**What needs to be done**
Please convert everything from the row containing "Patent image size: (855, 1350)." down to the row containing "The area E is at (265, 1022).", both included, into a JSON list of strings with one string per row and blank rows left out.

**Supplied material**
Begin

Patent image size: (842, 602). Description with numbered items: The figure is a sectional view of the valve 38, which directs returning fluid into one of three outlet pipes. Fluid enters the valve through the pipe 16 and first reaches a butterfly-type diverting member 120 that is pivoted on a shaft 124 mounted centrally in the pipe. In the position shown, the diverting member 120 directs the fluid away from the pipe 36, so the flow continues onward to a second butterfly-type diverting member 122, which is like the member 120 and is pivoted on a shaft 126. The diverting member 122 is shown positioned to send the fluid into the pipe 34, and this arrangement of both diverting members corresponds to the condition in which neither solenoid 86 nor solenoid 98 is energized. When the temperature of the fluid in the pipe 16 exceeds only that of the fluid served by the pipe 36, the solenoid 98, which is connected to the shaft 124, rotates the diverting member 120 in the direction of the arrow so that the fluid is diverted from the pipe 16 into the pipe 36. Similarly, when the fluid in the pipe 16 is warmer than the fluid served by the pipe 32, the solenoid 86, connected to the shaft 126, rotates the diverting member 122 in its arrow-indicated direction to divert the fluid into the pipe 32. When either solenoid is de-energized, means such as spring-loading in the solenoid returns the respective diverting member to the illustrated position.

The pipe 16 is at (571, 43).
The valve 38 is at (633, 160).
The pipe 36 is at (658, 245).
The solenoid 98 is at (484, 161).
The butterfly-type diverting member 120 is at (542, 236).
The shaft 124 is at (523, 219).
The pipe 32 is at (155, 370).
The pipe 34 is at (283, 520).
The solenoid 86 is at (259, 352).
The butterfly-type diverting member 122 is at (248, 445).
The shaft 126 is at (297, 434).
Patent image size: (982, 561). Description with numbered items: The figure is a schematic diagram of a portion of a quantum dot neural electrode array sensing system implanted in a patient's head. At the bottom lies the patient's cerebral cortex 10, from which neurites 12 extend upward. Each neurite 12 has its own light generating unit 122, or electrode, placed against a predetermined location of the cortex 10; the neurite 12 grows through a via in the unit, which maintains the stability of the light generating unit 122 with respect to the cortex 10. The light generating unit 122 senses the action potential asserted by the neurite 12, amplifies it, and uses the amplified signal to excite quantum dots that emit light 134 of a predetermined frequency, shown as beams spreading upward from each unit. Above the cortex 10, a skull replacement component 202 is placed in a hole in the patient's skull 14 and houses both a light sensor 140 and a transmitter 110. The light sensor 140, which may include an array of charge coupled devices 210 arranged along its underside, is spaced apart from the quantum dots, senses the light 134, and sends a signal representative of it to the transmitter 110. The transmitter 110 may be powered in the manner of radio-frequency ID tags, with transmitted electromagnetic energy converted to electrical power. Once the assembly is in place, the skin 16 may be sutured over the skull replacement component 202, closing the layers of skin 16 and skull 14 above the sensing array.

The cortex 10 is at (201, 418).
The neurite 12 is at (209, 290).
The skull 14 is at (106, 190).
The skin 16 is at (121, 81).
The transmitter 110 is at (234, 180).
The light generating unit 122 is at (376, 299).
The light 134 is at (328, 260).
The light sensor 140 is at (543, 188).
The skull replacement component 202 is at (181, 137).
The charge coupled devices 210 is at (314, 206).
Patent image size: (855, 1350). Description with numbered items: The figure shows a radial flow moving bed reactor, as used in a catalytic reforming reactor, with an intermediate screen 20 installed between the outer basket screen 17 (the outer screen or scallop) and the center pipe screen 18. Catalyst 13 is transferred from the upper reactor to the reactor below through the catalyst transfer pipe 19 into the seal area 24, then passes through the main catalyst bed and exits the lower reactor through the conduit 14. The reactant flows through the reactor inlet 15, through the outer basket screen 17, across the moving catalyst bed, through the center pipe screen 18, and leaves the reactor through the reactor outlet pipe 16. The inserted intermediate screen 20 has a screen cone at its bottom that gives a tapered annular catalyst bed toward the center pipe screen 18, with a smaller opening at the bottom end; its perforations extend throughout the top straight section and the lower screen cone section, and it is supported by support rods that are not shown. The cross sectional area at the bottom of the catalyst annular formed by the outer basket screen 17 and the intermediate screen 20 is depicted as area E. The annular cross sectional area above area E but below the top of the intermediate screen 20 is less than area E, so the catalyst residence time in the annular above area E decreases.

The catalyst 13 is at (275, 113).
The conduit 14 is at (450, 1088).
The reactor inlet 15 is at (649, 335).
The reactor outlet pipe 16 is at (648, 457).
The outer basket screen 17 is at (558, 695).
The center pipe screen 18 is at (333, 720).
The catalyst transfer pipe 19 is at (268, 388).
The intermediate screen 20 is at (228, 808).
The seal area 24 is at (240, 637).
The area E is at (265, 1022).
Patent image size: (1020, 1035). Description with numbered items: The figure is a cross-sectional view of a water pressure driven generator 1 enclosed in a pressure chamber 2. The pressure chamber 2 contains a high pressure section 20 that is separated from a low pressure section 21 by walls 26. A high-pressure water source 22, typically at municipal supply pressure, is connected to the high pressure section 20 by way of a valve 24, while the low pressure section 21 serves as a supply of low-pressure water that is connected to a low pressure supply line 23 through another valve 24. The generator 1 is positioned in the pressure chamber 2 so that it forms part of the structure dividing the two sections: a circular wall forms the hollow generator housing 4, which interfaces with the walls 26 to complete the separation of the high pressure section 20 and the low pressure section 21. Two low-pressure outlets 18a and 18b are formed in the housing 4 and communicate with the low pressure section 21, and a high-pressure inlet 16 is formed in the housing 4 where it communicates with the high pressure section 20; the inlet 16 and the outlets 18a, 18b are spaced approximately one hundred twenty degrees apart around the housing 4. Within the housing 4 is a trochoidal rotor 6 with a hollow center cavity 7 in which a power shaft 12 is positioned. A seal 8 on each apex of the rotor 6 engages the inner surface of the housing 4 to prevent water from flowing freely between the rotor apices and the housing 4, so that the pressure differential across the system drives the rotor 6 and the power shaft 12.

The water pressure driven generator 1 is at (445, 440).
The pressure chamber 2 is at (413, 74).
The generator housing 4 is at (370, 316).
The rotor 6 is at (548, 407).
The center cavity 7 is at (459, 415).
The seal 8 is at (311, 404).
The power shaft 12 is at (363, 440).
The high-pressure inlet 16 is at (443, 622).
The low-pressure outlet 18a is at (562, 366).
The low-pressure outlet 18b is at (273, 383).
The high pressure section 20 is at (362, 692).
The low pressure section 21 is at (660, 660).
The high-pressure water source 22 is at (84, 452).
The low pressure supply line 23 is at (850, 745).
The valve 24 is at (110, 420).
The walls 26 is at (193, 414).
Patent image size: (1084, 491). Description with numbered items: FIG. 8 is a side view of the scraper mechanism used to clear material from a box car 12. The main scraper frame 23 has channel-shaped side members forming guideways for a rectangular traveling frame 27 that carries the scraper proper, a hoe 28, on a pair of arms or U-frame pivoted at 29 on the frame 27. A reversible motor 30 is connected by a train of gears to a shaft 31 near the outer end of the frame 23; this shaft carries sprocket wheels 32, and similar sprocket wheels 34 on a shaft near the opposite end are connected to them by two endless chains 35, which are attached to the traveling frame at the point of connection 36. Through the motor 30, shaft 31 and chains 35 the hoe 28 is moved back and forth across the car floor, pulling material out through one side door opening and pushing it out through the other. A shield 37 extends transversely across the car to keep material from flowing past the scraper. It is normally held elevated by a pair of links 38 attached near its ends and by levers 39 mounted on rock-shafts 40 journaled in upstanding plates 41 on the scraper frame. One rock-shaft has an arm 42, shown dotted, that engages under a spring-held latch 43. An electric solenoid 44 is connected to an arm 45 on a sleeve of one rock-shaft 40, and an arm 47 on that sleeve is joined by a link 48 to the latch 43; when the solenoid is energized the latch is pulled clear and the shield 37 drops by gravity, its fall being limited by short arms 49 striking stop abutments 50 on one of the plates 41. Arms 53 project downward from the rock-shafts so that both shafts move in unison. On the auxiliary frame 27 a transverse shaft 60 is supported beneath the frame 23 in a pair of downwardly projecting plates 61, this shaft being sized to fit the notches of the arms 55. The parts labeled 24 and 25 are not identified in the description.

End

**Completed exercise**
[
  "Patent image size: (855, 1350). Description with numbered items: The figure shows a radial flow moving bed reactor, as used in a catalytic reforming reactor, with an intermediate screen 20 installed between the outer basket screen 17 (the outer screen or scallop) and the center pipe screen 18. Catalyst 13 is transferred from the upper reactor to the reactor below through the catalyst transfer pipe 19 into the seal area 24, then passes through the main catalyst bed and exits the lower reactor through the conduit 14. The reactant flows through the reactor inlet 15, through the outer basket screen 17, across the moving catalyst bed, through the center pipe screen 18, and leaves the reactor through the reactor outlet pipe 16. The inserted intermediate screen 20 has a screen cone at its bottom that gives a tapered annular catalyst bed toward the center pipe screen 18, with a smaller opening at the bottom end; its perforations extend throughout the top straight section and the lower screen cone section, and it is supported by support rods that are not shown. The cross sectional area at the bottom of the catalyst annular formed by the outer basket screen 17 and the intermediate screen 20 is depicted as area E. The annular cross sectional area above area E but below the top of the intermediate screen 20 is less than area E, so the catalyst residence time in the annular above area E decreases.",
  "The catalyst 13 is at (275, 113).",
  "The conduit 14 is at (450, 1088).",
  "The reactor inlet 15 is at (649, 335).",
  "The reactor outlet pipe 16 is at (648, 457).",
  "The outer basket screen 17 is at (558, 695).",
  "The center pipe screen 18 is at (333, 720).",
  "The catalyst transfer pipe 19 is at (268, 388).",
  "The intermediate screen 20 is at (228, 808).",
  "The seal area 24 is at (240, 637).",
  "The area E is at (265, 1022)."
]